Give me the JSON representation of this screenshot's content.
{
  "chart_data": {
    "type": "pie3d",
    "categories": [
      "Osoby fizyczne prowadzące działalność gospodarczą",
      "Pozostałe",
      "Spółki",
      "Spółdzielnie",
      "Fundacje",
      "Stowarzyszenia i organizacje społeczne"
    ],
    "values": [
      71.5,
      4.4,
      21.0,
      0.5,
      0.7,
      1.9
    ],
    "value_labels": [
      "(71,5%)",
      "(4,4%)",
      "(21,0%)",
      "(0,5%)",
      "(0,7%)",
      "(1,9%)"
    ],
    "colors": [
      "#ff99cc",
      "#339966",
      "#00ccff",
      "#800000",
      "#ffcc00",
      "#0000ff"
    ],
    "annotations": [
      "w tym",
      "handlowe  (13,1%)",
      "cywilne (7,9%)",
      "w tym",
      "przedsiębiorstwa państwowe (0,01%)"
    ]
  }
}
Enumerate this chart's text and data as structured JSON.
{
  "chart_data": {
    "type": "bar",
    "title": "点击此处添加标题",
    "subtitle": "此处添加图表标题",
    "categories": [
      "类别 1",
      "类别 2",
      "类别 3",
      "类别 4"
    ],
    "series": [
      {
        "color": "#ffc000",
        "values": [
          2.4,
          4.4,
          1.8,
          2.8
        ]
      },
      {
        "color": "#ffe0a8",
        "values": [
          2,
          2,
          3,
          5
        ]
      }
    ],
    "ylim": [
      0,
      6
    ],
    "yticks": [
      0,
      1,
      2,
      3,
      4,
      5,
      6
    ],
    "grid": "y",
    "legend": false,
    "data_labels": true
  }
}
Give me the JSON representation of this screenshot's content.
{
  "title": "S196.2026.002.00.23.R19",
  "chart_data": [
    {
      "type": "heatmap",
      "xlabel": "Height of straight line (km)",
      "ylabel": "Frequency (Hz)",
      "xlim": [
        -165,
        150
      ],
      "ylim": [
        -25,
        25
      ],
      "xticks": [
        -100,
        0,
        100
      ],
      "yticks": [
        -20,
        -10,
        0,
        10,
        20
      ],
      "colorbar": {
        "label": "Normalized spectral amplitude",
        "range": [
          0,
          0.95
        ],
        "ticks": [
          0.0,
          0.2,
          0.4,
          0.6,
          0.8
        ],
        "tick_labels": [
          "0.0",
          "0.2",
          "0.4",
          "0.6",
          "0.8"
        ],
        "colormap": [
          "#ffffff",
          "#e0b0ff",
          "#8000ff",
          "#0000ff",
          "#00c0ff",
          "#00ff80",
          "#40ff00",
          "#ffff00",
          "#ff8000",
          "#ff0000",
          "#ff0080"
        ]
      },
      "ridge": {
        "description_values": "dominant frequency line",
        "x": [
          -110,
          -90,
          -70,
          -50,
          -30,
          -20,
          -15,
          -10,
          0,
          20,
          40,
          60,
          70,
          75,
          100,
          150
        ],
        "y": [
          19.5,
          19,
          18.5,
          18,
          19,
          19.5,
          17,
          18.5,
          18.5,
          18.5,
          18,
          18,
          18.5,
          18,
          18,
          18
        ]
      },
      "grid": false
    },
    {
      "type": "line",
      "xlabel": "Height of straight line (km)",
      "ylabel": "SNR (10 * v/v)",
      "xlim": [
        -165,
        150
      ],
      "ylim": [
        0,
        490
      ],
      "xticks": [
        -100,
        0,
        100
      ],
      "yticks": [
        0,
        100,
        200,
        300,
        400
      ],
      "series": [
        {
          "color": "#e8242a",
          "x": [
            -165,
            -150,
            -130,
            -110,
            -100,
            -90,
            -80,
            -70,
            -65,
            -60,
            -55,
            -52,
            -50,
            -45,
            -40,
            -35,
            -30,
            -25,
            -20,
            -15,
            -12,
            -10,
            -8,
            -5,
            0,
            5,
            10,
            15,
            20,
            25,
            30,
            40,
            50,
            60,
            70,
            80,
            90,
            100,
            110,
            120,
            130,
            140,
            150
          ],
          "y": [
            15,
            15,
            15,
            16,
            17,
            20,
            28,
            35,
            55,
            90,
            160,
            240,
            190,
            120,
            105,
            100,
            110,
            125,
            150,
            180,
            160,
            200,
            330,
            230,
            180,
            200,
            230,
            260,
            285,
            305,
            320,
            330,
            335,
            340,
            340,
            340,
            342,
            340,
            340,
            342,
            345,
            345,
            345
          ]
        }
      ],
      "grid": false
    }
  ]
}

#####

--- DIRECTIVE ---
Copy out the whole listing exactly; please set it all down.

--- EXERCISE OUTPUT ---
Give me the JSON representation of this screenshot's content.
{
  "chart_data": {
    "type": "pie3d",
    "categories": [
      "Osoby fizyczne prowadzące działalność gospodarczą",
      "Pozostałe",
      "Spółki",
      "Spółdzielnie",
      "Fundacje",
      "Stowarzyszenia i organizacje społeczne"
    ],
    "values": [
      71.5,
      4.4,
      21.0,
      0.5,
      0.7,
      1.9
    ],
    "value_labels": [
      "(71,5%)",
      "(4,4%)",
      "(21,0%)",
      "(0,5%)",
      "(0,7%)",
      "(1,9%)"
    ],
    "colors": [
      "#ff99cc",
      "#339966",
      "#00ccff",
      "#800000",
      "#ffcc00",
      "#0000ff"
    ],
    "annotations": [
      "w tym",
      "handlowe  (13,1%)",
      "cywilne (7,9%)",
      "w tym",
      "przedsiębiorstwa państwowe (0,01%)"
    ]
  }
}
Enumerate this chart's text and data as structured JSON.
{
  "chart_data": {
    "type": "bar",
    "title": "点击此处添加标题",
    "subtitle": "此处添加图表标题",
    "categories": [
      "类别 1",
      "类别 2",
      "类别 3",
      "类别 4"
    ],
    "series": [
      {
        "color": "#ffc000",
        "values": [
          2.4,
          4.4,
          1.8,
          2.8
        ]
      },
      {
        "color": "#ffe0a8",
        "values": [
          2,
          2,
          3,
          5
        ]
      }
    ],
    "ylim": [
      0,
      6
    ],
    "yticks": [
      0,
      1,
      2,
      3,
      4,
      5,
      6
    ],
    "grid": "y",
    "legend": false,
    "data_labels": true
  }
}
Give me the JSON representation of this screenshot's content.
{
  "title": "S196.2026.002.00.23.R19",
  "chart_data": [
    {
      "type": "heatmap",
      "xlabel": "Height of straight line (km)",
      "ylabel": "Frequency (Hz)",
      "xlim": [
        -165,
        150
      ],
      "ylim": [
        -25,
        25
      ],
      "xticks": [
        -100,
        0,
        100
      ],
      "yticks": [
        -20,
        -10,
        0,
        10,
        20
      ],
      "colorbar": {
        "label": "Normalized spectral amplitude",
        "range": [
          0,
          0.95
        ],
        "ticks": [
          0.0,
          0.2,
          0.4,
          0.6,
          0.8
        ],
        "tick_labels": [
          "0.0",
          "0.2",
          "0.4",
          "0.6",
          "0.8"
        ],
        "colormap": [
          "#ffffff",
          "#e0b0ff",
          "#8000ff",
          "#0000ff",
          "#00c0ff",
          "#00ff80",
          "#40ff00",
          "#ffff00",
          "#ff8000",
          "#ff0000",
          "#ff0080"
        ]
      },
      "ridge": {
        "description_values": "dominant frequency line",
        "x": [
          -110,
          -90,
          -70,
          -50,
          -30,
          -20,
          -15,
          -10,
          0,
          20,
          40,
          60,
          70,
          75,
          100,
          150
        ],
        "y": [
          19.5,
          19,
          18.5,
          18,
          19,
          19.5,
          17,
          18.5,
          18.5,
          18.5,
          18,
          18,
          18.5,
          18,
          18,
          18
        ]
      },
      "grid": false
    },
    {
      "type": "line",
      "xlabel": "Height of straight line (km)",
      "ylabel": "SNR (10 * v/v)",
      "xlim": [
        -165,
        150
      ],
      "ylim": [
        0,
        490
      ],
      "xticks": [
        -100,
        0,
        100
      ],
      "yticks": [
        0,
        100,
        200,
        300,
        400
      ],
      "series": [
        {
          "color": "#e8242a",
          "x": [
            -165,
            -150,
            -130,
            -110,
            -100,
            -90,
            -80,
            -70,
            -65,
            -60,
            -55,
            -52,
            -50,
            -45,
            -40,
            -35,
            -30,
            -25,
            -20,
            -15,
            -12,
            -10,
            -8,
            -5,
            0,
            5,
            10,
            15,
            20,
            25,
            30,
            40,
            50,
            60,
            70,
            80,
            90,
            100,
            110,
            120,
            130,
            140,
            150
          ],
          "y": [
            15,
            15,
            15,
            16,
            17,
            20,
            28,
            35,
            55,
            90,
            160,
            240,
            190,
            120,
            105,
            100,
            110,
            125,
            150,
            180,
            160,
            200,
            330,
            230,
            180,
            200,
            230,
            260,
            285,
            305,
            320,
            330,
            335,
            340,
            340,
            340,
            342,
            340,
            340,
            342,
            345,
            345,
            345
          ]
        }
      ],
      "grid": false
    }
  ]
}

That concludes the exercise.